--- Begin Record excerpts ---

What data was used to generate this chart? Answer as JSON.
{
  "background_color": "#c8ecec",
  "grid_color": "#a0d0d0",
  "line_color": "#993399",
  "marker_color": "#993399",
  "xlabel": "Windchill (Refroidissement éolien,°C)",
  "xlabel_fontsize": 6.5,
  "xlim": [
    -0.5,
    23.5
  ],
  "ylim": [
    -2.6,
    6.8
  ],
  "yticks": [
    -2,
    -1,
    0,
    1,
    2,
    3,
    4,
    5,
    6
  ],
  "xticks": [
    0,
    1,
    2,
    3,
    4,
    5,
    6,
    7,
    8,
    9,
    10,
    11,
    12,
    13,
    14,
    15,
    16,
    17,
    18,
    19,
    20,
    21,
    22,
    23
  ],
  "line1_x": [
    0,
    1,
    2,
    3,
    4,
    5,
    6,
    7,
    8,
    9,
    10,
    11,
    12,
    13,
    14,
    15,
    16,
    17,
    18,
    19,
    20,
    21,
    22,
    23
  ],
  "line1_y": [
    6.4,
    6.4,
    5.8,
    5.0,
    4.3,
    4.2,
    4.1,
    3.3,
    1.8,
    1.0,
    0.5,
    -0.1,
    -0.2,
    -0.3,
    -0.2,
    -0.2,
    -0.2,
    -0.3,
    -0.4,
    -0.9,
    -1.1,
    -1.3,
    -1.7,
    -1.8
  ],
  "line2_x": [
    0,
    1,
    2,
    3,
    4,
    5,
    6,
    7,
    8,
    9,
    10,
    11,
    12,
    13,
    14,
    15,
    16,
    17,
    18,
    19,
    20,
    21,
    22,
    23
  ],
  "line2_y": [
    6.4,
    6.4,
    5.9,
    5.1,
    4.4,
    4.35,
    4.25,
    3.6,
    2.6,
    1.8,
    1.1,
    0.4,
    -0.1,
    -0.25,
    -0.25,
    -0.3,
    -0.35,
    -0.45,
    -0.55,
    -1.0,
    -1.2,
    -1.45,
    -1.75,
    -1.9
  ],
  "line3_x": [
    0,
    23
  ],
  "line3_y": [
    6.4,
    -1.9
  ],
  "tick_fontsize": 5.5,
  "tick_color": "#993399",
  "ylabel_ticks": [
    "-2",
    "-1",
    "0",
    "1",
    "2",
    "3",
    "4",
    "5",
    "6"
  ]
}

--- End Record excerpts ---

Copy out the material word for word and line for line.

§ Full answer
What data was used to generate this chart? Answer as JSON.
{
  "background_color": "#c8ecec",
  "grid_color": "#a0d0d0",
  "line_color": "#993399",
  "marker_color": "#993399",
  "xlabel": "Windchill (Refroidissement éolien,°C)",
  "xlabel_fontsize": 6.5,
  "xlim": [
    -0.5,
    23.5
  ],
  "ylim": [
    -2.6,
    6.8
  ],
  "yticks": [
    -2,
    -1,
    0,
    1,
    2,
    3,
    4,
    5,
    6
  ],
  "xticks": [
    0,
    1,
    2,
    3,
    4,
    5,
    6,
    7,
    8,
    9,
    10,
    11,
    12,
    13,
    14,
    15,
    16,
    17,
    18,
    19,
    20,
    21,
    22,
    23
  ],
  "line1_x": [
    0,
    1,
    2,
    3,
    4,
    5,
    6,
    7,
    8,
    9,
    10,
    11,
    12,
    13,
    14,
    15,
    16,
    17,
    18,
    19,
    20,
    21,
    22,
    23
  ],
  "line1_y": [
    6.4,
    6.4,
    5.8,
    5.0,
    4.3,
    4.2,
    4.1,
    3.3,
    1.8,
    1.0,
    0.5,
    -0.1,
    -0.2,
    -0.3,
    -0.2,
    -0.2,
    -0.2,
    -0.3,
    -0.4,
    -0.9,
    -1.1,
    -1.3,
    -1.7,
    -1.8
  ],
  "line2_x": [
    0,
    1,
    2,
    3,
    4,
    5,
    6,
    7,
    8,
    9,
    10,
    11,
    12,
    13,
    14,
    15,
    16,
    17,
    18,
    19,
    20,
    21,
    22,
    23
  ],
  "line2_y": [
    6.4,
    6.4,
    5.9,
    5.1,
    4.4,
    4.35,
    4.25,
    3.6,
    2.6,
    1.8,
    1.1,
    0.4,
    -0.1,
    -0.25,
    -0.25,
    -0.3,
    -0.35,
    -0.45,
    -0.55,
    -1.0,
    -1.2,
    -1.45,
    -1.75,
    -1.9
  ],
  "line3_x": [
    0,
    23
  ],
  "line3_y": [
    6.4,
    -1.9
  ],
  "tick_fontsize": 5.5,
  "tick_color": "#993399",
  "ylabel_ticks": [
    "-2",
    "-1",
    "0",
    "1",
    "2",
    "3",
    "4",
    "5",
    "6"
  ]
}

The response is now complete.